Stored records

□ □ □ □ □ □ □

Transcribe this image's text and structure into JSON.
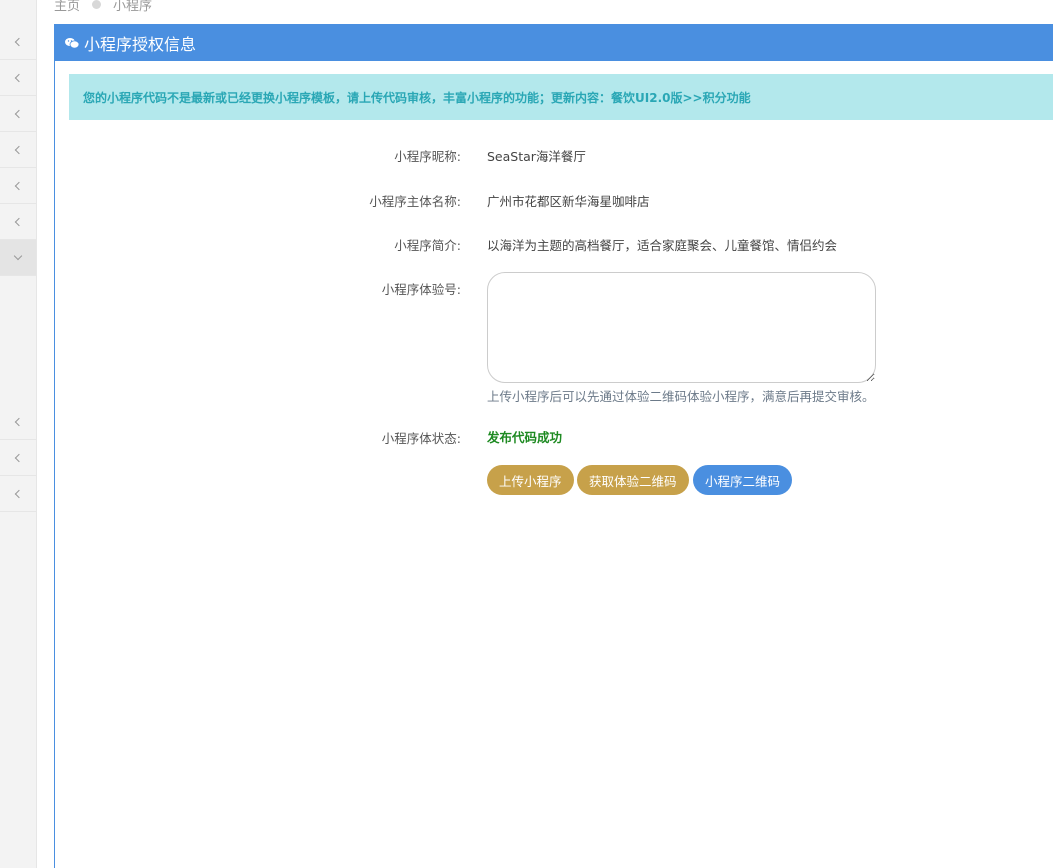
{
  "breadcrumb": {
    "home": "主页",
    "current": "小程序"
  },
  "sidebar": {
    "item_count": 9,
    "active_index": 6
  },
  "panel": {
    "title": "小程序授权信息",
    "title_icon": "wechat-icon"
  },
  "notice": "您的小程序代码不是最新或已经更换小程序模板，请上传代码审核，丰富小程序的功能；更新内容：餐饮UI2.0版>>积分功能",
  "form": {
    "nickname_label": "小程序昵称:",
    "nickname_value": "SeaStar海洋餐厅",
    "entity_label": "小程序主体名称:",
    "entity_value": "广州市花都区新华海星咖啡店",
    "intro_label": "小程序简介:",
    "intro_value": "以海洋为主题的高档餐厅，适合家庭聚会、儿童餐馆、情侣约会",
    "tester_label": "小程序体验号:",
    "tester_value": "",
    "tester_help": "上传小程序后可以先通过体验二维码体验小程序，满意后再提交审核。",
    "status_label": "小程序体状态:",
    "status_value": "发布代码成功"
  },
  "buttons": {
    "upload": "上传小程序",
    "get_qr": "获取体验二维码",
    "mini_qr": "小程序二维码"
  },
  "colors": {
    "primary": "#4a8fe0",
    "notice_bg": "#b3e8ec",
    "notice_text": "#2aa7b5",
    "gold": "#c7a14a",
    "success": "#1e8a22"
  }
}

□ □ □ □ □ □ □

## Task statement
Write out the entries above word for word. Do not include the pictures.

## The reply
Transcribe this image's text and structure into JSON.
{
  "breadcrumb": {
    "home": "主页",
    "current": "小程序"
  },
  "sidebar": {
    "item_count": 9,
    "active_index": 6
  },
  "panel": {
    "title": "小程序授权信息",
    "title_icon": "wechat-icon"
  },
  "notice": "您的小程序代码不是最新或已经更换小程序模板，请上传代码审核，丰富小程序的功能；更新内容：餐饮UI2.0版>>积分功能",
  "form": {
    "nickname_label": "小程序昵称:",
    "nickname_value": "SeaStar海洋餐厅",
    "entity_label": "小程序主体名称:",
    "entity_value": "广州市花都区新华海星咖啡店",
    "intro_label": "小程序简介:",
    "intro_value": "以海洋为主题的高档餐厅，适合家庭聚会、儿童餐馆、情侣约会",
    "tester_label": "小程序体验号:",
    "tester_value": "",
    "tester_help": "上传小程序后可以先通过体验二维码体验小程序，满意后再提交审核。",
    "status_label": "小程序体状态:",
    "status_value": "发布代码成功"
  },
  "buttons": {
    "upload": "上传小程序",
    "get_qr": "获取体验二维码",
    "mini_qr": "小程序二维码"
  },
  "colors": {
    "primary": "#4a8fe0",
    "notice_bg": "#b3e8ec",
    "notice_text": "#2aa7b5",
    "gold": "#c7a14a",
    "success": "#1e8a22"
  }
}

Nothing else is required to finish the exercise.